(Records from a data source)
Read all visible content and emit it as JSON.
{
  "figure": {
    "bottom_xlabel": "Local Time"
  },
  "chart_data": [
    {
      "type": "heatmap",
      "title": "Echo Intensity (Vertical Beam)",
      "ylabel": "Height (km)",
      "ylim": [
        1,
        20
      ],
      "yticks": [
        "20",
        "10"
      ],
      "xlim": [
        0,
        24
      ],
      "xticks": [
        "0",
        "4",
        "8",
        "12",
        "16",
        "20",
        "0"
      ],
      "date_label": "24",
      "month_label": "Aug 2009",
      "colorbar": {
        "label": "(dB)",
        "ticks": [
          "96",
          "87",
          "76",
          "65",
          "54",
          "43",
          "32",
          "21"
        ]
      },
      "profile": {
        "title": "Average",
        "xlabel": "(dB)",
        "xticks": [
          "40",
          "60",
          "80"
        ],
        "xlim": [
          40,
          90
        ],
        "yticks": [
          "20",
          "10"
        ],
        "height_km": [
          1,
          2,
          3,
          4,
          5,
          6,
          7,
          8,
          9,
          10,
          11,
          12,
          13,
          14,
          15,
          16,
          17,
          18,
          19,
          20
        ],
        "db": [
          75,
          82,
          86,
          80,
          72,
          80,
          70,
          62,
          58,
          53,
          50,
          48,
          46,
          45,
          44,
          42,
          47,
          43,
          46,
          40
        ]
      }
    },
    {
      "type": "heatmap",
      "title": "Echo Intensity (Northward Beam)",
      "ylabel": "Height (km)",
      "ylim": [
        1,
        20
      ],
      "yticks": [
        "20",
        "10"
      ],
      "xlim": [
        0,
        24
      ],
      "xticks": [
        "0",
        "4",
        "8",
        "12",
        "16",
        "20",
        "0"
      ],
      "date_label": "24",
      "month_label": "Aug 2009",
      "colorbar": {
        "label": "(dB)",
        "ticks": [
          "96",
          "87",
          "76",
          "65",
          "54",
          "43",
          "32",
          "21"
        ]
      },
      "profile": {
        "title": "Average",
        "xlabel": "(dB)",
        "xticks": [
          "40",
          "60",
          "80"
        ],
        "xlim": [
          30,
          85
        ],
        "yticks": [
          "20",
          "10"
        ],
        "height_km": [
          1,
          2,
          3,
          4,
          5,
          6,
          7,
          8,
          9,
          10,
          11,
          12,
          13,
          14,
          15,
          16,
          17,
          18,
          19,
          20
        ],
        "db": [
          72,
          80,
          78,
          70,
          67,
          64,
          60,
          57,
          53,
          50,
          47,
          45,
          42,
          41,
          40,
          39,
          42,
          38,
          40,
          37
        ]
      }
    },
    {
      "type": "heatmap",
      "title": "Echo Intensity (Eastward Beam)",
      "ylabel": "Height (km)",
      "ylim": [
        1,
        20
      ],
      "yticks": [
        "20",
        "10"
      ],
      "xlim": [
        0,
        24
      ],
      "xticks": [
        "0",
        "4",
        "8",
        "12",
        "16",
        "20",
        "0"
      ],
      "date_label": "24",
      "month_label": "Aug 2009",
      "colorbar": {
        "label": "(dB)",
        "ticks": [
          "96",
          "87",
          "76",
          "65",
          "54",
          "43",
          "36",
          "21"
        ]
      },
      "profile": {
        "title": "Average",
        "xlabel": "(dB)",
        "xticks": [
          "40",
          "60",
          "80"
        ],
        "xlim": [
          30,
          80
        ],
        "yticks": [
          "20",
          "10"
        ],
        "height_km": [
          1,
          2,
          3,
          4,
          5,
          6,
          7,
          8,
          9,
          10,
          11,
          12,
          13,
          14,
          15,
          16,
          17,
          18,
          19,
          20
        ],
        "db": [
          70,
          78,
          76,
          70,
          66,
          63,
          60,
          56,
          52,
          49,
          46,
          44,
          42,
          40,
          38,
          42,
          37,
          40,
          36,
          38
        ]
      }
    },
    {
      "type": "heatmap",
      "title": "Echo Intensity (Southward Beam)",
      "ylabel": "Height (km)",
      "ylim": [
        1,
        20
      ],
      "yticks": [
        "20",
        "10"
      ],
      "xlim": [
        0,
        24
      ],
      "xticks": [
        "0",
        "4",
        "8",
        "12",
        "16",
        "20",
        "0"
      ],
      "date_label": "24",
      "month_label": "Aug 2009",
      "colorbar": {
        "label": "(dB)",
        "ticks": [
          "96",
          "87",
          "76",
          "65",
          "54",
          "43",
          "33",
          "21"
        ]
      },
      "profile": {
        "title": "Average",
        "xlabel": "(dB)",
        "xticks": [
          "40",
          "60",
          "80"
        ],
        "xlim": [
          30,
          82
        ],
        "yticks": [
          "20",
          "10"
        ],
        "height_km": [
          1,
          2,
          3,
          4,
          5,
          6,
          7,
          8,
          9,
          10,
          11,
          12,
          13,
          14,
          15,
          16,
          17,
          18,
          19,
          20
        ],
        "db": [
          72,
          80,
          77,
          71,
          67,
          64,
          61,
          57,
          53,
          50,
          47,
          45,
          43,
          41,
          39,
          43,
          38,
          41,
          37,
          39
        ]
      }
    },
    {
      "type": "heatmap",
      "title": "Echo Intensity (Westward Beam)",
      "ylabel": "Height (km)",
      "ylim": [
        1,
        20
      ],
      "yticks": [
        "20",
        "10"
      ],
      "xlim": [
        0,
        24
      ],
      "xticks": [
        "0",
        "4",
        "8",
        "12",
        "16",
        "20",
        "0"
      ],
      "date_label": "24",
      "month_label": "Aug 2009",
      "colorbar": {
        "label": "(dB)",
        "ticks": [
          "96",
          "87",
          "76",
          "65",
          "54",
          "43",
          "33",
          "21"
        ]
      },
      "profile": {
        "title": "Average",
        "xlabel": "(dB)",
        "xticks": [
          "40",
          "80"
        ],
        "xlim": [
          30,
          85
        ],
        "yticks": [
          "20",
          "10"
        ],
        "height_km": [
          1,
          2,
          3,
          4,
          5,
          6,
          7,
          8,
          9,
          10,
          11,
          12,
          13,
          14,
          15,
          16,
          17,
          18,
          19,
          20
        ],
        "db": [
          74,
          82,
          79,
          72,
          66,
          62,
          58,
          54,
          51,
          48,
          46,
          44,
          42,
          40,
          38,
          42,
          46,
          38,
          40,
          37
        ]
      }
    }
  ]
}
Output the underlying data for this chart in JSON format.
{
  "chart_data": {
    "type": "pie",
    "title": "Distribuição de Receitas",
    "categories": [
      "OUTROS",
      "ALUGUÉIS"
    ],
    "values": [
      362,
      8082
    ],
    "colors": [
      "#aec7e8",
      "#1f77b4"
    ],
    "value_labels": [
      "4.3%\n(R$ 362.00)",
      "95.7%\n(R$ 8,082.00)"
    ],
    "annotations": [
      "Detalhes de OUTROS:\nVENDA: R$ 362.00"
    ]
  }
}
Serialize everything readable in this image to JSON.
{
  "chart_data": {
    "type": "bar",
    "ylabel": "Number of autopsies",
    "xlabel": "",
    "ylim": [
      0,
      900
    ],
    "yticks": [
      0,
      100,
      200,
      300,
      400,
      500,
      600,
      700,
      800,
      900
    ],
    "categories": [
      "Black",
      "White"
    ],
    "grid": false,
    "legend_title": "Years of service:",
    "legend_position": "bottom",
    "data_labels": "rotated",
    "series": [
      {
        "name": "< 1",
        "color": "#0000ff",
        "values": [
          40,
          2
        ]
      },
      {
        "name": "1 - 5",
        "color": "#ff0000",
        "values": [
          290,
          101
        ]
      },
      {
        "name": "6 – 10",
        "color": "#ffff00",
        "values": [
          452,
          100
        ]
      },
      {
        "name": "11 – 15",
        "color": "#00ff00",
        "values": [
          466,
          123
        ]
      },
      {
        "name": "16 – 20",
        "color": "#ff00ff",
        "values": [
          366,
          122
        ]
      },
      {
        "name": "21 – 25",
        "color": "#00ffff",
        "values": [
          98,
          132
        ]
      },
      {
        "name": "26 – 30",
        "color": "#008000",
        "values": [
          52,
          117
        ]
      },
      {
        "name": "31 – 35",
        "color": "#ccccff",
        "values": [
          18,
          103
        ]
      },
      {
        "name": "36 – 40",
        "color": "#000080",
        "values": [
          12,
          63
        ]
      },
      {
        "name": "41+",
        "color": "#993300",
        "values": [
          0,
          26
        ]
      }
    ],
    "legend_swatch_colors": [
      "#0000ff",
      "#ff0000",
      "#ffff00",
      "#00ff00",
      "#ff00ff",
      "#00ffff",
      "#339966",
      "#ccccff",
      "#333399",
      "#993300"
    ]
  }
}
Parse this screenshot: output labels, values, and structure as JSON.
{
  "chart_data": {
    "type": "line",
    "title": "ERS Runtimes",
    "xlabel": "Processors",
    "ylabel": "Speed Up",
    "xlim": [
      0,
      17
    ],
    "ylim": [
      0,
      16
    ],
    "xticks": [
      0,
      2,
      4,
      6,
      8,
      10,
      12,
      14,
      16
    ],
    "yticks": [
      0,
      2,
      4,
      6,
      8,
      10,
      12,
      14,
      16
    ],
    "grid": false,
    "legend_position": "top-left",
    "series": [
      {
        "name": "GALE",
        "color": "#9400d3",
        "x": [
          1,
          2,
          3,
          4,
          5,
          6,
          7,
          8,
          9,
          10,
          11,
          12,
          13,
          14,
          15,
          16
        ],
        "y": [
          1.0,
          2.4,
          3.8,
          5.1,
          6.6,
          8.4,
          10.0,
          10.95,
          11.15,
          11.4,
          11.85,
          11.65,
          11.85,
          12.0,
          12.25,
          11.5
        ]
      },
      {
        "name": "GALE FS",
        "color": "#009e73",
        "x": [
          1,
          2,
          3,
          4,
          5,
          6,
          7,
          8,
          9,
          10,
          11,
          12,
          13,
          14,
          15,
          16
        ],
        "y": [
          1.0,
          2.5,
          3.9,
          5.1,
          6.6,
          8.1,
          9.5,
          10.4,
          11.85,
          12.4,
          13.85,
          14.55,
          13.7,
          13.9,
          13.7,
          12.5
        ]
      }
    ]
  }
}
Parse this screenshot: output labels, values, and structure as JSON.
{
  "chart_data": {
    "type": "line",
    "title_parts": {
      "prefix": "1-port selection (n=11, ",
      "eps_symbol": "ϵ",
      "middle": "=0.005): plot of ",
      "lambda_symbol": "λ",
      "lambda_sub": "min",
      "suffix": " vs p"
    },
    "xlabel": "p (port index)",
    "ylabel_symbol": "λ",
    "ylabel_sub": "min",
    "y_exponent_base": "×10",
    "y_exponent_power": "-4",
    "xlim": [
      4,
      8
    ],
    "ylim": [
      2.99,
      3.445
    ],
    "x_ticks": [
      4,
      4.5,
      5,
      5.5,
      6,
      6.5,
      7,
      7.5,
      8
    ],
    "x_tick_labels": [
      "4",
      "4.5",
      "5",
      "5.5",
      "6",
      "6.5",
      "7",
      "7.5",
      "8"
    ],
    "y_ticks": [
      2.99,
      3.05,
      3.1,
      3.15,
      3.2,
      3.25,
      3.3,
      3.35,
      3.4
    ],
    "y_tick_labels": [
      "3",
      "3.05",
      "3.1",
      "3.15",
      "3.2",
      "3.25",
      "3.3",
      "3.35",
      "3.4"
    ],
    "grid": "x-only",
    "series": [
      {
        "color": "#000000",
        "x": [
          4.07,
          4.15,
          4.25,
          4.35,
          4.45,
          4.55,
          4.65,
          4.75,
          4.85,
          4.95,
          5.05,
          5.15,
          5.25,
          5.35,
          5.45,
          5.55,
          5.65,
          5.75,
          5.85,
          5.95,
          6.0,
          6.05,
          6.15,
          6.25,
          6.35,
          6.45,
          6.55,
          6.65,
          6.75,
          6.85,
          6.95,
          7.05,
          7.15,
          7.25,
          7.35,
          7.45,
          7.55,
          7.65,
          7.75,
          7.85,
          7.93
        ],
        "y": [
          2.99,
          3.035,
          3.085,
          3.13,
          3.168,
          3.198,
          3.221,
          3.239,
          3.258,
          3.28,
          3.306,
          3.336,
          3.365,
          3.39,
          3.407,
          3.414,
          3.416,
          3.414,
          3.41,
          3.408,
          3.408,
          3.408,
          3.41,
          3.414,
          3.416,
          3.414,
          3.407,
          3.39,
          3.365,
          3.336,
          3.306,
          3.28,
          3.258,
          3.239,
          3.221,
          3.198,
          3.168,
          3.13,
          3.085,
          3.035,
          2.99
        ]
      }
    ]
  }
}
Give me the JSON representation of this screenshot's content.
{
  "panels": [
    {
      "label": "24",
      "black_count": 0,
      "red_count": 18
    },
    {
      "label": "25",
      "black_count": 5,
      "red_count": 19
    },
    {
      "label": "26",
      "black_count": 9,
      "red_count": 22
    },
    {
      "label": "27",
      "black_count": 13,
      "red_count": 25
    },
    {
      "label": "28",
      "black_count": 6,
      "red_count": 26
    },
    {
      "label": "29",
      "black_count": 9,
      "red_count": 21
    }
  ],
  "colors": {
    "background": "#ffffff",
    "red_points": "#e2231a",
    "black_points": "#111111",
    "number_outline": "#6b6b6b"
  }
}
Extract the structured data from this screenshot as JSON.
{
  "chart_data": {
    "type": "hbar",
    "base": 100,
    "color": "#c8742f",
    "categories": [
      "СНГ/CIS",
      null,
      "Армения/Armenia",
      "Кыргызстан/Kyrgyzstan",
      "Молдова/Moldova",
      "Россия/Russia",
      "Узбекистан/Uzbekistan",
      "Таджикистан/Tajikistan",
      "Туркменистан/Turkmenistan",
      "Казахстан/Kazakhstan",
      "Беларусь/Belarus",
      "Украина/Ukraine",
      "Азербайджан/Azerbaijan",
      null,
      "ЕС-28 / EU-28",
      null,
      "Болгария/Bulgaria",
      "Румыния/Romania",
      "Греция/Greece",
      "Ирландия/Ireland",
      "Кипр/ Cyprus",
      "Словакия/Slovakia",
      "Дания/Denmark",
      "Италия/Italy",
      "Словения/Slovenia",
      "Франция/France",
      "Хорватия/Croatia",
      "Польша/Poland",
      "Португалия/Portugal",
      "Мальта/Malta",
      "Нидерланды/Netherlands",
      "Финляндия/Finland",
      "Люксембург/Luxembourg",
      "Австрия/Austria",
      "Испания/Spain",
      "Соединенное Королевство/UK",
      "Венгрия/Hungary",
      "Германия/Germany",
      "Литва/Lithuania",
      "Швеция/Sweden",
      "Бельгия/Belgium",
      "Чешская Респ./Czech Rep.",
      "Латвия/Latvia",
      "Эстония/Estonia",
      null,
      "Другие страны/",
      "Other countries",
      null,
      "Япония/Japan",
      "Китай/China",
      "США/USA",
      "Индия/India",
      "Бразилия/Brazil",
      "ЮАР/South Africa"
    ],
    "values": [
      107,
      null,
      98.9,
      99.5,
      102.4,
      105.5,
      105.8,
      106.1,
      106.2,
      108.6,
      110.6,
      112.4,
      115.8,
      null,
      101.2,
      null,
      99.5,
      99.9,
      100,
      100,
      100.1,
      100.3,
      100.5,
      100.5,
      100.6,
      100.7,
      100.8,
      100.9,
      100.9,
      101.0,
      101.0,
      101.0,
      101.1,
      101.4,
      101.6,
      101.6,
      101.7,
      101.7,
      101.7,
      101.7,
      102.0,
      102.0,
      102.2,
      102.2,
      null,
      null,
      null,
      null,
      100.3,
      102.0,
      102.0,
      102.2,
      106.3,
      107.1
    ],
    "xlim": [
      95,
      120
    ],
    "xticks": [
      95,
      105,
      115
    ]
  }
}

PROBLEM TO SOLVE:
Look through the material above. Copy each line where the word "content" appears.

FULL RESPONSE:
Read all visible content and emit it as JSON.
Give me the JSON representation of this screenshot's content.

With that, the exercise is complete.